Copy every one of the entries below word for word, keeping each line unchanged and in the same order.
· · · · · · ·
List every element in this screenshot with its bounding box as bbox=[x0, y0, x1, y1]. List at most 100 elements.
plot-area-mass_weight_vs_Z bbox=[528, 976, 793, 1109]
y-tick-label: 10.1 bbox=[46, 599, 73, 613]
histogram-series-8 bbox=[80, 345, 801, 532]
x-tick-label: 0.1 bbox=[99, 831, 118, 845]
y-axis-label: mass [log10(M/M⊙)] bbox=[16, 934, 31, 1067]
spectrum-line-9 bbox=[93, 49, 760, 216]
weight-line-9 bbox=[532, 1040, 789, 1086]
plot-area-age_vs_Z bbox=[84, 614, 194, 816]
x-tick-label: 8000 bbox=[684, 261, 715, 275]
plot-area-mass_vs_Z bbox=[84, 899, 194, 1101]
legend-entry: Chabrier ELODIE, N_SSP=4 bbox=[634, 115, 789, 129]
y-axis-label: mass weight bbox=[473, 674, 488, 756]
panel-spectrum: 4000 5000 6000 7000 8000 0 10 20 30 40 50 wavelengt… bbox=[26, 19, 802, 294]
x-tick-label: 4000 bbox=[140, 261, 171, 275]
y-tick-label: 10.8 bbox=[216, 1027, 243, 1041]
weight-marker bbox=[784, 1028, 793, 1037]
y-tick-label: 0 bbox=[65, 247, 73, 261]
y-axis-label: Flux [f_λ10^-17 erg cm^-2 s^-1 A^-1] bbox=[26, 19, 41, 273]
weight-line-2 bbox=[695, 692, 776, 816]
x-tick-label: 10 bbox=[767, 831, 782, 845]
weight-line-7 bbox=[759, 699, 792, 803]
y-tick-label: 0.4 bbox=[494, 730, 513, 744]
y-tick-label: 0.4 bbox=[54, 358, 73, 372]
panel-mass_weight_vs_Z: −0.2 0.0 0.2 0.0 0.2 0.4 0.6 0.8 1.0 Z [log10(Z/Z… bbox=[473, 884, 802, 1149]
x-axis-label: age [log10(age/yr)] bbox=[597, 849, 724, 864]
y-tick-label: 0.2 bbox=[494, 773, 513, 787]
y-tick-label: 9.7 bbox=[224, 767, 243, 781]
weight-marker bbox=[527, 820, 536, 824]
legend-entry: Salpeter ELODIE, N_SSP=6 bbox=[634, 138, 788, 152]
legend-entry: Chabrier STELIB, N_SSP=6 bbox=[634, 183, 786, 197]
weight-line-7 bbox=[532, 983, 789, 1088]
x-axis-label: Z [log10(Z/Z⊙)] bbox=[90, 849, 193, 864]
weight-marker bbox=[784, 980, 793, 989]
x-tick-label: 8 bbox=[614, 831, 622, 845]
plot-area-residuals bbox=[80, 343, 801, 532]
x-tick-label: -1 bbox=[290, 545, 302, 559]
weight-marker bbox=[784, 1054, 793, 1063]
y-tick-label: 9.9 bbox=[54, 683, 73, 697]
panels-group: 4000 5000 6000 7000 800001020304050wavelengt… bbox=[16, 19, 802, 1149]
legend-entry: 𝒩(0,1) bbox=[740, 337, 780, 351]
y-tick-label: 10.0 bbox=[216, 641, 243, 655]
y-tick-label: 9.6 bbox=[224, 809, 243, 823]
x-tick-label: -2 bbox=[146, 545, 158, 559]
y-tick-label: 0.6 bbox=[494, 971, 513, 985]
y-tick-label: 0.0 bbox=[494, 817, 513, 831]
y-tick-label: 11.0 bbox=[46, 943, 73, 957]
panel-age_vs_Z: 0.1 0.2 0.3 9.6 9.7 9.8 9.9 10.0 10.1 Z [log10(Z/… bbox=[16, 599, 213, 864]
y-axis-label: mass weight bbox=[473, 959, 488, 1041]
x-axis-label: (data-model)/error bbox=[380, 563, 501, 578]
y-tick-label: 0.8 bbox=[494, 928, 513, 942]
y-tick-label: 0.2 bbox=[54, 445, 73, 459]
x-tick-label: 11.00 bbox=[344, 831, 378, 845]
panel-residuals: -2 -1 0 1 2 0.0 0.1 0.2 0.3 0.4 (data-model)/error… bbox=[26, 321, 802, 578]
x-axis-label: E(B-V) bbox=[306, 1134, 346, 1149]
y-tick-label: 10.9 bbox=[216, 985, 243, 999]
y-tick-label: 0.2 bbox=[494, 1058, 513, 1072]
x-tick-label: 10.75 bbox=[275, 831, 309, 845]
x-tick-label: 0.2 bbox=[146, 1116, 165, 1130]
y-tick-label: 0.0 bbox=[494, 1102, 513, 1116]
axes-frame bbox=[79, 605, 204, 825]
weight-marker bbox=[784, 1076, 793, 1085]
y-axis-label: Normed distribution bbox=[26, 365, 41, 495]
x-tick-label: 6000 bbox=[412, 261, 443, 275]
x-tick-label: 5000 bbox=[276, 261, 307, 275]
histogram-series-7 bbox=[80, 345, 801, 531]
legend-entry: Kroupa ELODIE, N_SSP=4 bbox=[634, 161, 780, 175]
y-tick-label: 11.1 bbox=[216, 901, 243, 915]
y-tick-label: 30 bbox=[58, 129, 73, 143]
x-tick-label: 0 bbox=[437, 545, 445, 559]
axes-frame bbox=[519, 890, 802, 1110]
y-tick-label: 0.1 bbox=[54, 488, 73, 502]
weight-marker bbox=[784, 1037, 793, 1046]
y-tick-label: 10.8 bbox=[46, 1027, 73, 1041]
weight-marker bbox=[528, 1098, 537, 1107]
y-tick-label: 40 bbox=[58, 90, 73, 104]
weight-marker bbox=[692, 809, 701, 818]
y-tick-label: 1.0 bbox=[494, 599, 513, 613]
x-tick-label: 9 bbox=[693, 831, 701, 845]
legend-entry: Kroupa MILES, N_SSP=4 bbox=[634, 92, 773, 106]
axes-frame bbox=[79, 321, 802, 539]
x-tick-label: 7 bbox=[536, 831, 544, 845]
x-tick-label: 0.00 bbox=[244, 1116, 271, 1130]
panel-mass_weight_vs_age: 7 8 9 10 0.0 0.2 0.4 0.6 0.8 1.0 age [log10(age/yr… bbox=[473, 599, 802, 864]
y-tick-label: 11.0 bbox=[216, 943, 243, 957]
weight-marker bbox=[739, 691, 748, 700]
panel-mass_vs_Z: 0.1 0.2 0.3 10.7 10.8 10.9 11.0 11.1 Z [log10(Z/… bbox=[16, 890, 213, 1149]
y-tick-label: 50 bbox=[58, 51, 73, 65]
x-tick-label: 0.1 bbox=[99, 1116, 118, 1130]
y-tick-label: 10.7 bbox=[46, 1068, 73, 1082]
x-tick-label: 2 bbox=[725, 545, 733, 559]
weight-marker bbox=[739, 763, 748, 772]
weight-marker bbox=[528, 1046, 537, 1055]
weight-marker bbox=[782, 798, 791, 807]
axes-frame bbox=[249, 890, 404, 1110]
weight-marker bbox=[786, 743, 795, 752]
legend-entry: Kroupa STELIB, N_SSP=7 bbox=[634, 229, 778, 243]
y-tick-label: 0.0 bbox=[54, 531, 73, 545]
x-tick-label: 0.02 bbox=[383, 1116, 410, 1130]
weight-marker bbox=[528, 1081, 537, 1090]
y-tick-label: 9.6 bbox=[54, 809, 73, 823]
· · · · · · ·
→ RESULT BELOW
List every element in this screenshot with its bounding box as bbox=[x0, y0, x1, y1]. List at most 100 elements.
plot-area-mass_weight_vs_Z bbox=[528, 976, 793, 1109]
y-tick-label: 10.1 bbox=[46, 599, 73, 613]
histogram-series-8 bbox=[80, 345, 801, 532]
x-tick-label: 0.1 bbox=[99, 831, 118, 845]
y-axis-label: mass [log10(M/M⊙)] bbox=[16, 934, 31, 1067]
spectrum-line-9 bbox=[93, 49, 760, 216]
weight-line-9 bbox=[532, 1040, 789, 1086]
plot-area-age_vs_Z bbox=[84, 614, 194, 816]
x-tick-label: 8000 bbox=[684, 261, 715, 275]
plot-area-mass_vs_Z bbox=[84, 899, 194, 1101]
legend-entry: Chabrier ELODIE, N_SSP=4 bbox=[634, 115, 789, 129]
y-axis-label: mass weight bbox=[473, 674, 488, 756]
panel-spectrum: 4000 5000 6000 7000 8000 0 10 20 30 40 50 wavelengt… bbox=[26, 19, 802, 294]
x-tick-label: 4000 bbox=[140, 261, 171, 275]
y-tick-label: 10.8 bbox=[216, 1027, 243, 1041]
weight-marker bbox=[784, 1028, 793, 1037]
y-tick-label: 0 bbox=[65, 247, 73, 261]
y-axis-label: Flux [f_λ10^-17 erg cm^-2 s^-1 A^-1] bbox=[26, 19, 41, 273]
weight-line-2 bbox=[695, 692, 776, 816]
x-tick-label: 10 bbox=[767, 831, 782, 845]
weight-line-7 bbox=[759, 699, 792, 803]
y-tick-label: 0.4 bbox=[494, 730, 513, 744]
y-tick-label: 0.4 bbox=[54, 358, 73, 372]
panel-mass_weight_vs_Z: −0.2 0.0 0.2 0.0 0.2 0.4 0.6 0.8 1.0 Z [log10(Z/Z… bbox=[473, 884, 802, 1149]
x-axis-label: age [log10(age/yr)] bbox=[597, 849, 724, 864]
y-tick-label: 0.2 bbox=[494, 773, 513, 787]
y-tick-label: 9.7 bbox=[224, 767, 243, 781]
weight-marker bbox=[527, 820, 536, 824]
legend-entry: Salpeter ELODIE, N_SSP=6 bbox=[634, 138, 788, 152]
legend-entry: Chabrier STELIB, N_SSP=6 bbox=[634, 183, 786, 197]
weight-line-7 bbox=[532, 983, 789, 1088]
x-axis-label: Z [log10(Z/Z⊙)] bbox=[90, 849, 193, 864]
weight-marker bbox=[784, 980, 793, 989]
x-tick-label: 8 bbox=[614, 831, 622, 845]
plot-area-residuals bbox=[80, 343, 801, 532]
x-tick-label: -1 bbox=[290, 545, 302, 559]
weight-marker bbox=[784, 1054, 793, 1063]
y-tick-label: 9.9 bbox=[54, 683, 73, 697]
panels-group: 4000 5000 6000 7000 800001020304050wavelengt… bbox=[16, 19, 802, 1149]
legend-entry: 𝒩(0,1) bbox=[740, 337, 780, 351]
y-tick-label: 10.0 bbox=[216, 641, 243, 655]
y-tick-label: 9.6 bbox=[224, 809, 243, 823]
x-tick-label: -2 bbox=[146, 545, 158, 559]
y-tick-label: 0.6 bbox=[494, 971, 513, 985]
y-tick-label: 0.0 bbox=[494, 817, 513, 831]
y-tick-label: 11.0 bbox=[46, 943, 73, 957]
panel-age_vs_Z: 0.1 0.2 0.3 9.6 9.7 9.8 9.9 10.0 10.1 Z [log10(Z/… bbox=[16, 599, 213, 864]
y-axis-label: mass weight bbox=[473, 959, 488, 1041]
x-axis-label: (data-model)/error bbox=[380, 563, 501, 578]
y-tick-label: 0.8 bbox=[494, 928, 513, 942]
y-tick-label: 0.2 bbox=[54, 445, 73, 459]
x-tick-label: 11.00 bbox=[344, 831, 378, 845]
panel-residuals: -2 -1 0 1 2 0.0 0.1 0.2 0.3 0.4 (data-model)/error… bbox=[26, 321, 802, 578]
x-axis-label: E(B-V) bbox=[306, 1134, 346, 1149]
y-tick-label: 10.9 bbox=[216, 985, 243, 999]
y-tick-label: 0.2 bbox=[494, 1058, 513, 1072]
x-tick-label: 10.75 bbox=[275, 831, 309, 845]
x-tick-label: 0.2 bbox=[146, 1116, 165, 1130]
y-tick-label: 0.0 bbox=[494, 1102, 513, 1116]
axes-frame bbox=[79, 605, 204, 825]
weight-marker bbox=[784, 1076, 793, 1085]
y-axis-label: Normed distribution bbox=[26, 365, 41, 495]
x-tick-label: 6000 bbox=[412, 261, 443, 275]
x-tick-label: 5000 bbox=[276, 261, 307, 275]
histogram-series-7 bbox=[80, 345, 801, 531]
legend-entry: Kroupa ELODIE, N_SSP=4 bbox=[634, 161, 780, 175]
y-tick-label: 11.1 bbox=[216, 901, 243, 915]
y-tick-label: 30 bbox=[58, 129, 73, 143]
x-tick-label: 0 bbox=[437, 545, 445, 559]
axes-frame bbox=[519, 890, 802, 1110]
y-tick-label: 0.1 bbox=[54, 488, 73, 502]
weight-marker bbox=[784, 1037, 793, 1046]
y-tick-label: 10.8 bbox=[46, 1027, 73, 1041]
weight-marker bbox=[528, 1098, 537, 1107]
y-tick-label: 40 bbox=[58, 90, 73, 104]
weight-marker bbox=[692, 809, 701, 818]
y-tick-label: 1.0 bbox=[494, 599, 513, 613]
x-tick-label: 9 bbox=[693, 831, 701, 845]
legend-entry: Kroupa MILES, N_SSP=4 bbox=[634, 92, 773, 106]
axes-frame bbox=[79, 321, 802, 539]
x-tick-label: 7 bbox=[536, 831, 544, 845]
x-tick-label: 0.00 bbox=[244, 1116, 271, 1130]
panel-mass_weight_vs_age: 7 8 9 10 0.0 0.2 0.4 0.6 0.8 1.0 age [log10(age/yr… bbox=[473, 599, 802, 864]
y-tick-label: 11.0 bbox=[216, 943, 243, 957]
weight-marker bbox=[739, 691, 748, 700]
panel-mass_vs_Z: 0.1 0.2 0.3 10.7 10.8 10.9 11.0 11.1 Z [log10(Z/… bbox=[16, 890, 213, 1149]
y-tick-label: 50 bbox=[58, 51, 73, 65]
x-tick-label: 0.1 bbox=[99, 1116, 118, 1130]
y-tick-label: 10.7 bbox=[46, 1068, 73, 1082]
x-tick-label: 2 bbox=[725, 545, 733, 559]
weight-marker bbox=[739, 763, 748, 772]
weight-marker bbox=[528, 1046, 537, 1055]
weight-marker bbox=[782, 798, 791, 807]
axes-frame bbox=[249, 890, 404, 1110]
weight-marker bbox=[786, 743, 795, 752]
legend-entry: Kroupa STELIB, N_SSP=7 bbox=[634, 229, 778, 243]
y-tick-label: 0.0 bbox=[54, 531, 73, 545]
x-tick-label: 0.02 bbox=[383, 1116, 410, 1130]
weight-marker bbox=[528, 1081, 537, 1090]
y-tick-label: 9.6 bbox=[54, 809, 73, 823]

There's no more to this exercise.